--- Extracted information ---
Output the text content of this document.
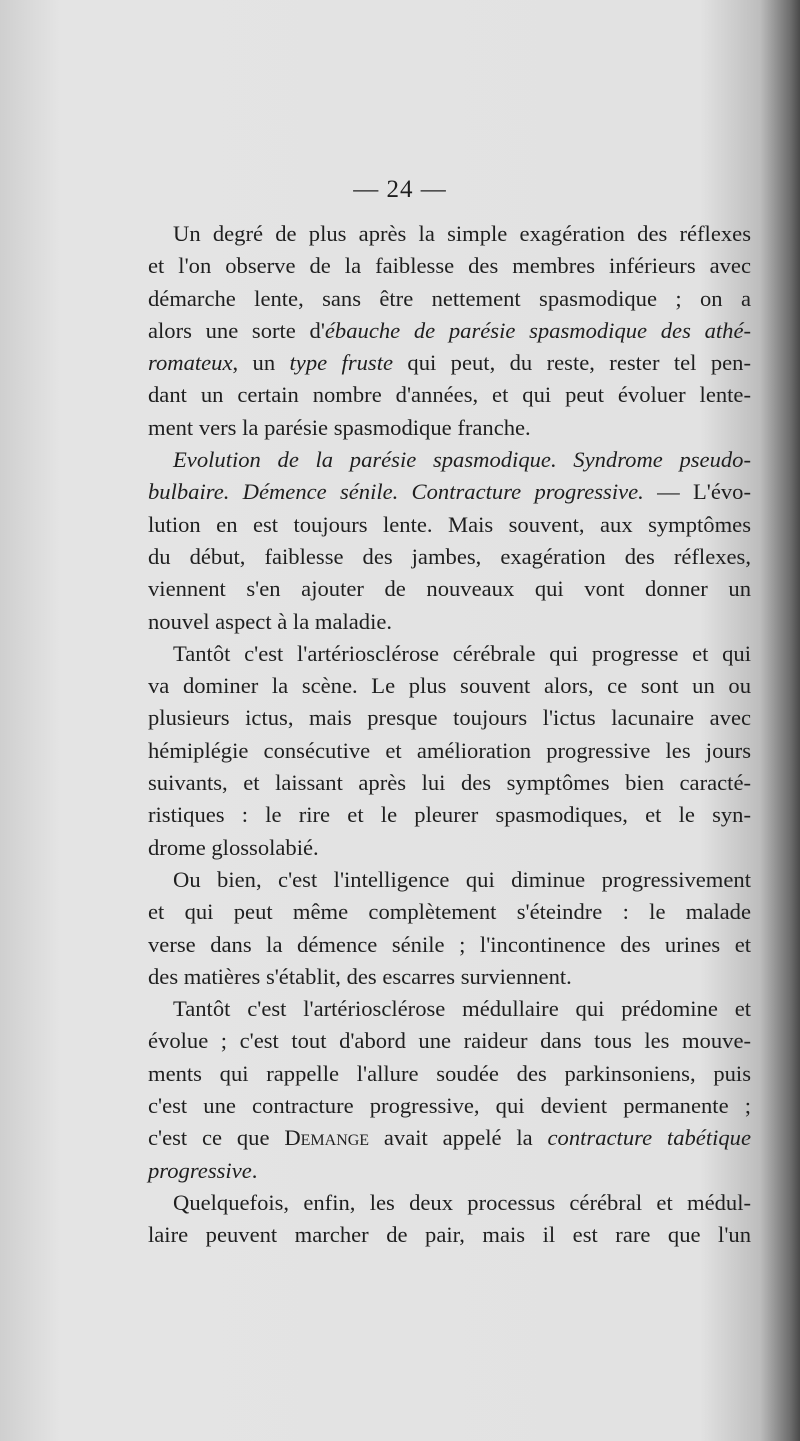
— 24 —
Un degré de plus après la simple exagération des réflexes
et l'on observe de la faiblesse des membres inférieurs avec
démarche lente, sans être nettement spasmodique ; on a
alors une sorte d'ébauche de parésie spasmodique des athé-
romateux, un type fruste qui peut, du reste, rester tel pen-
dant un certain nombre d'années, et qui peut évoluer lente-
ment vers la parésie spasmodique franche.
Evolution de la parésie spasmodique. Syndrome pseudo-
bulbaire. Démence sénile. Contracture progressive. — L'évo-
lution en est toujours lente. Mais souvent, aux symptômes
du début, faiblesse des jambes, exagération des réflexes,
viennent s'en ajouter de nouveaux qui vont donner un
nouvel aspect à la maladie.
Tantôt c'est l'artériosclérose cérébrale qui progresse et qui
va dominer la scène. Le plus souvent alors, ce sont un ou
plusieurs ictus, mais presque toujours l'ictus lacunaire avec
hémiplégie consécutive et amélioration progressive les jours
suivants, et laissant après lui des symptômes bien caracté-
ristiques : le rire et le pleurer spasmodiques, et le syn-
drome glossolabié.
Ou bien, c'est l'intelligence qui diminue progressivement
et qui peut même complètement s'éteindre : le malade
verse dans la démence sénile ; l'incontinence des urines et
des matières s'établit, des escarres surviennent.
Tantôt c'est l'artériosclérose médullaire qui prédomine et
évolue ; c'est tout d'abord une raideur dans tous les mouve-
ments qui rappelle l'allure soudée des parkinsoniens, puis
c'est une contracture progressive, qui devient permanente ;
c'est ce que Demange avait appelé la contracture tabétique
progressive.
Quelquefois, enfin, les deux processus cérébral et médul-
laire peuvent marcher de pair, mais il est rare que l'un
---
What you need to do: Above are the records; reproduce them exactly and leave out the pictures.

In response:
Output the text content of this document.
— 24 —
Un degré de plus après la simple exagération des réflexes
et l'on observe de la faiblesse des membres inférieurs avec
démarche lente, sans être nettement spasmodique ; on a
alors une sorte d'ébauche de parésie spasmodique des athé-
romateux, un type fruste qui peut, du reste, rester tel pen-
dant un certain nombre d'années, et qui peut évoluer lente-
ment vers la parésie spasmodique franche.
Evolution de la parésie spasmodique. Syndrome pseudo-
bulbaire. Démence sénile. Contracture progressive. — L'évo-
lution en est toujours lente. Mais souvent, aux symptômes
du début, faiblesse des jambes, exagération des réflexes,
viennent s'en ajouter de nouveaux qui vont donner un
nouvel aspect à la maladie.
Tantôt c'est l'artériosclérose cérébrale qui progresse et qui
va dominer la scène. Le plus souvent alors, ce sont un ou
plusieurs ictus, mais presque toujours l'ictus lacunaire avec
hémiplégie consécutive et amélioration progressive les jours
suivants, et laissant après lui des symptômes bien caracté-
ristiques : le rire et le pleurer spasmodiques, et le syn-
drome glossolabié.
Ou bien, c'est l'intelligence qui diminue progressivement
et qui peut même complètement s'éteindre : le malade
verse dans la démence sénile ; l'incontinence des urines et
des matières s'établit, des escarres surviennent.
Tantôt c'est l'artériosclérose médullaire qui prédomine et
évolue ; c'est tout d'abord une raideur dans tous les mouve-
ments qui rappelle l'allure soudée des parkinsoniens, puis
c'est une contracture progressive, qui devient permanente ;
c'est ce que Demange avait appelé la contracture tabétique
progressive.
Quelquefois, enfin, les deux processus cérébral et médul-
laire peuvent marcher de pair, mais il est rare que l'un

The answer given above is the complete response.